▶ _Task requirements_:
Answer with a single number: how many lines in the listing below include "المنزلية"?

========================================

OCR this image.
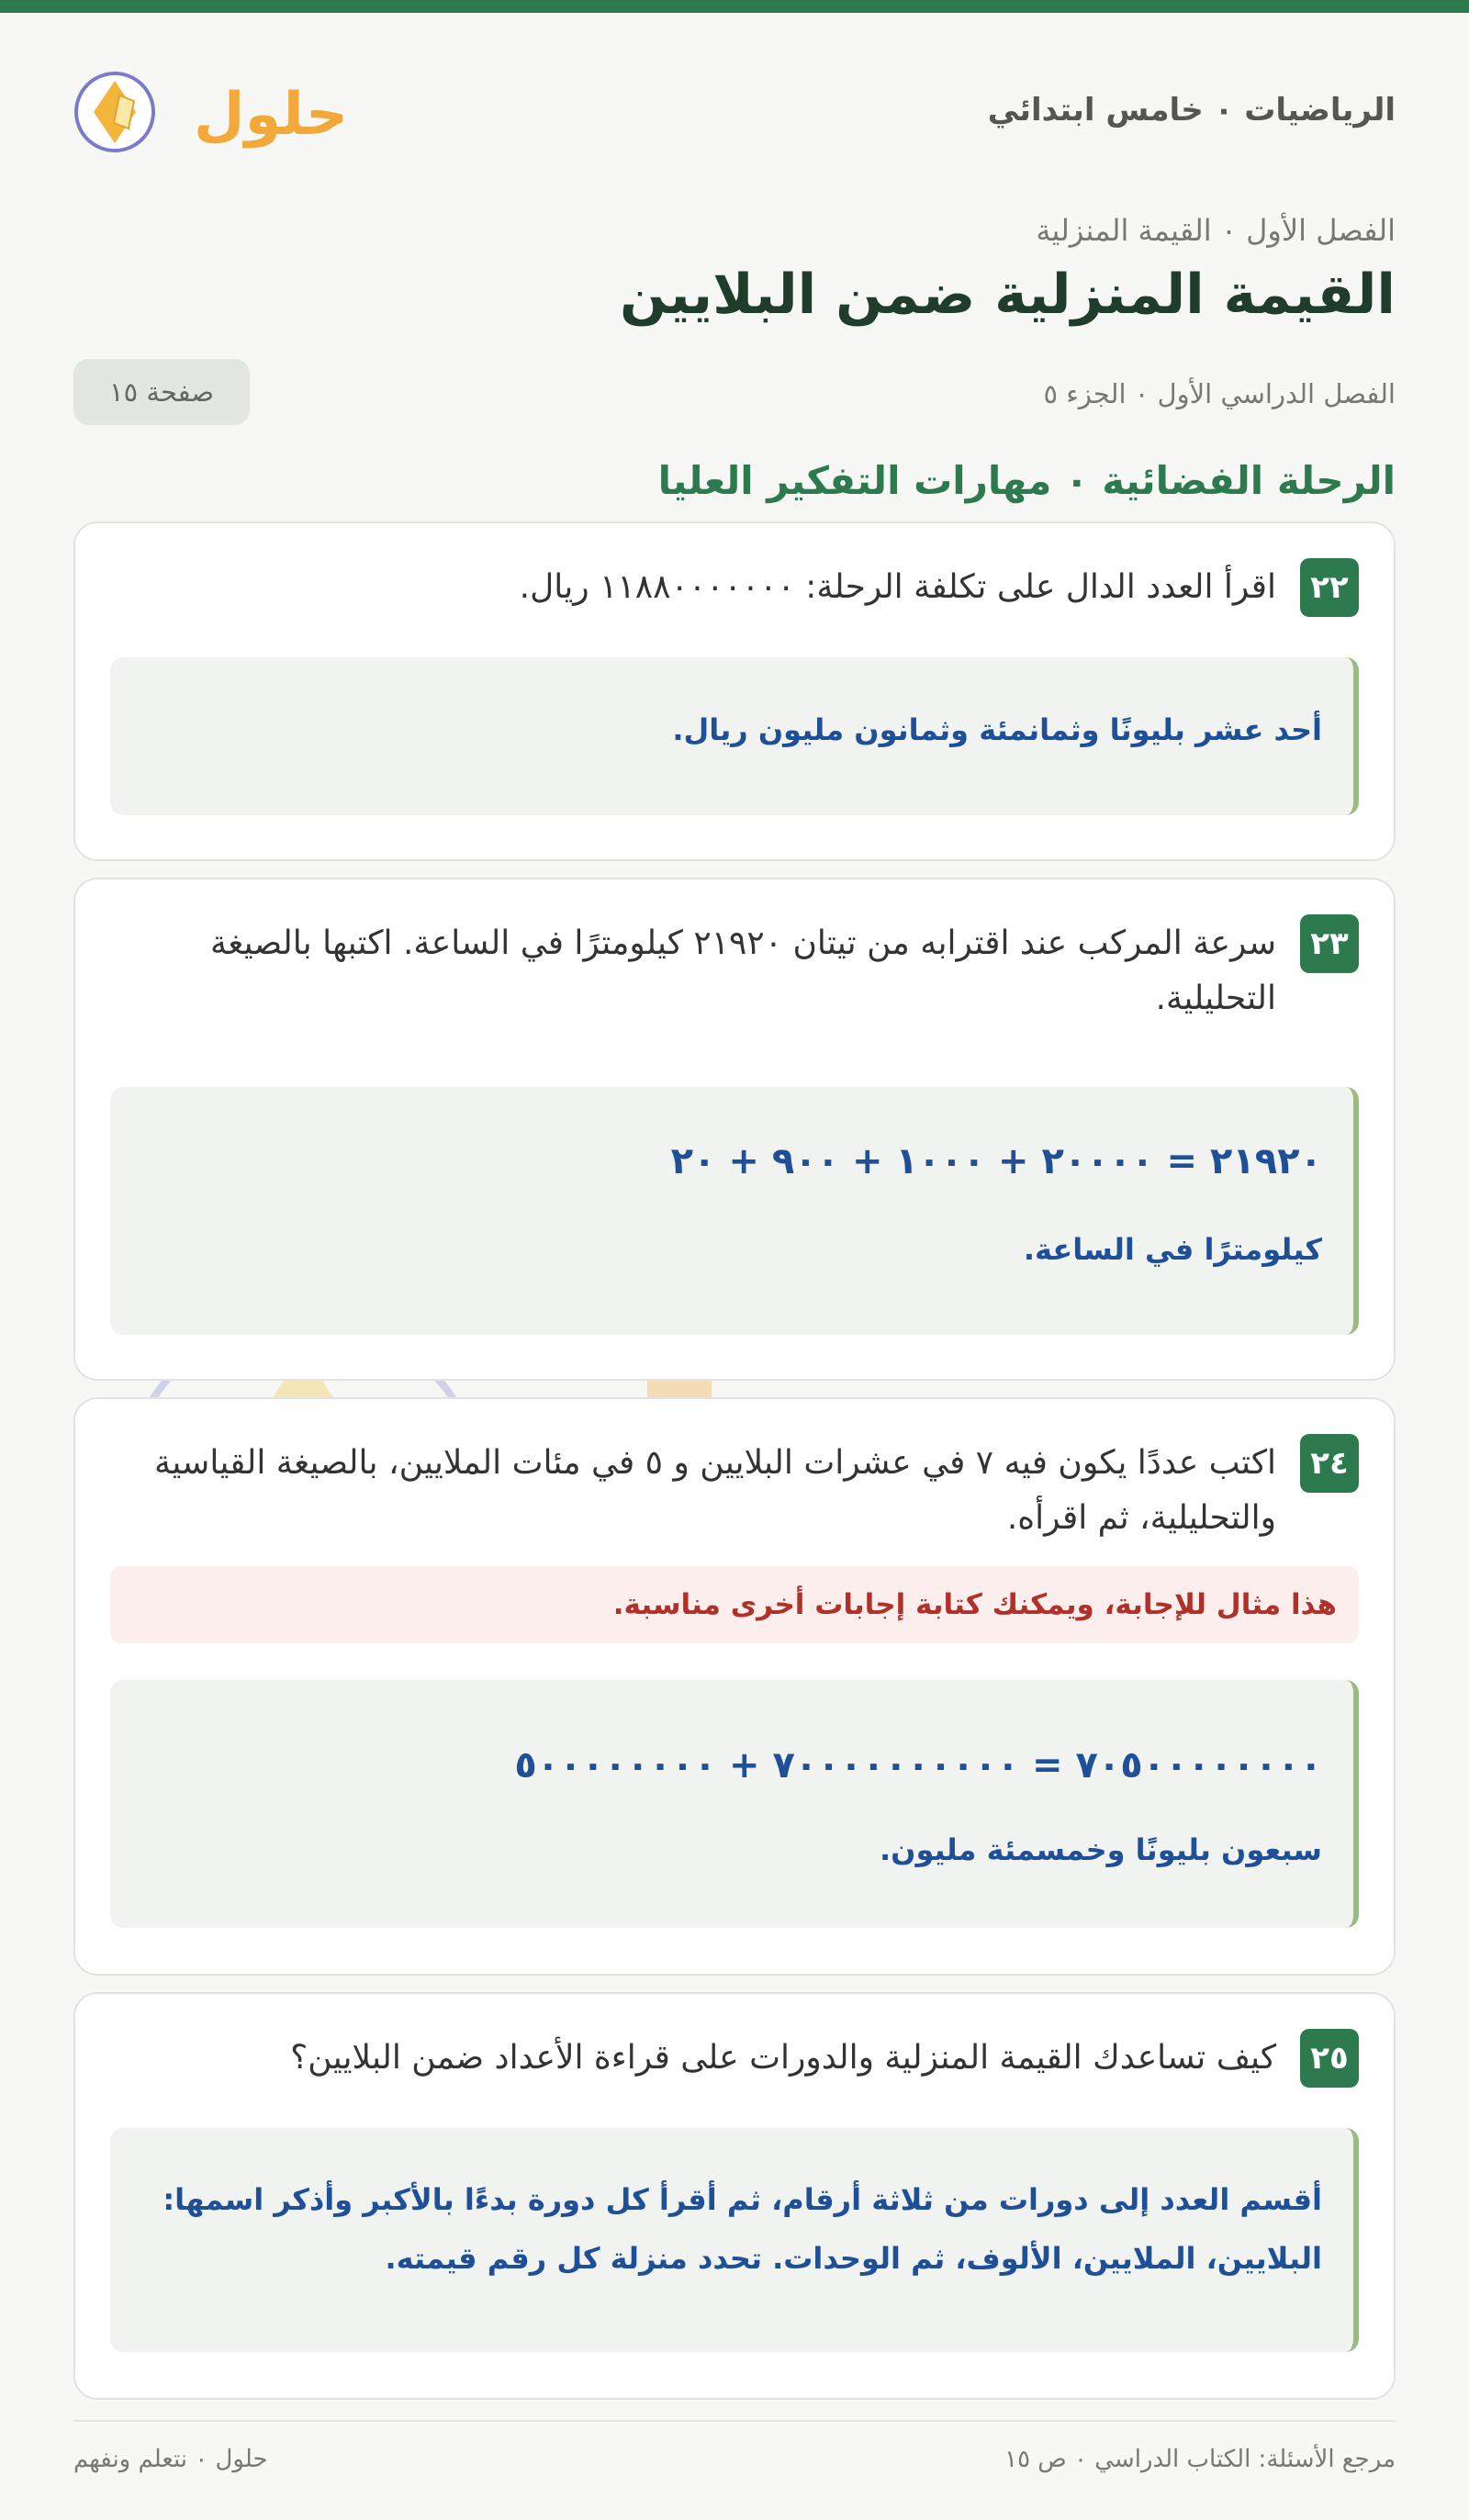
الرياضيات ٠ خامس ابتدائي
حلول
الفصل الأول ٠ القيمة المنزلية
القيمة المنزلية ضمن البلايين
الفصل الدراسي الأول ٠ الجزء ٥
صفحة ١٥
الرحلة الفضائية ٠ مهارات التفكير العليا
٢٢
اقرأ العدد الدال على تكلفة الرحلة: ١١٨٨٠٠٠٠٠٠٠ ريال.
أحد عشر بليونًا وثمانمئة وثمانون مليون ريال.
٢٣
سرعة المركب عند اقترابه من تيتان ٢١٩٢٠ كيلومترًا في الساعة. اكتبها بالصيغة التحليلية.
٢١٩٢٠ = ٢٠٠٠٠ + ١٠٠٠ + ٩٠٠ + ٢٠
كيلومترًا في الساعة.
٢٤
اكتب عددًا يكون فيه ٧ في عشرات البلايين و ٥ في مئات الملايين، بالصيغة القياسية والتحليلية، ثم اقرأه.
هذا مثال للإجابة، ويمكنك كتابة إجابات أخرى مناسبة.
٧٠٥٠٠٠٠٠٠٠٠ = ٧٠٠٠٠٠٠٠٠٠٠ + ٥٠٠٠٠٠٠٠٠
سبعون بليونًا وخمسمئة مليون.
٢٥
كيف تساعدك القيمة المنزلية والدورات على قراءة الأعداد ضمن البلايين؟
أقسم العدد إلى دورات من ثلاثة أرقام، ثم أقرأ كل دورة بدءًا بالأكبر وأذكر اسمها: البلايين، الملايين، الألوف، ثم الوحدات. تحدد منزلة كل رقم قيمته.
مرجع الأسئلة: الكتاب الدراسي ٠ ص ١٥
حلول ٠ نتعلم ونفهم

========================================

▶ _Result of this task_:
3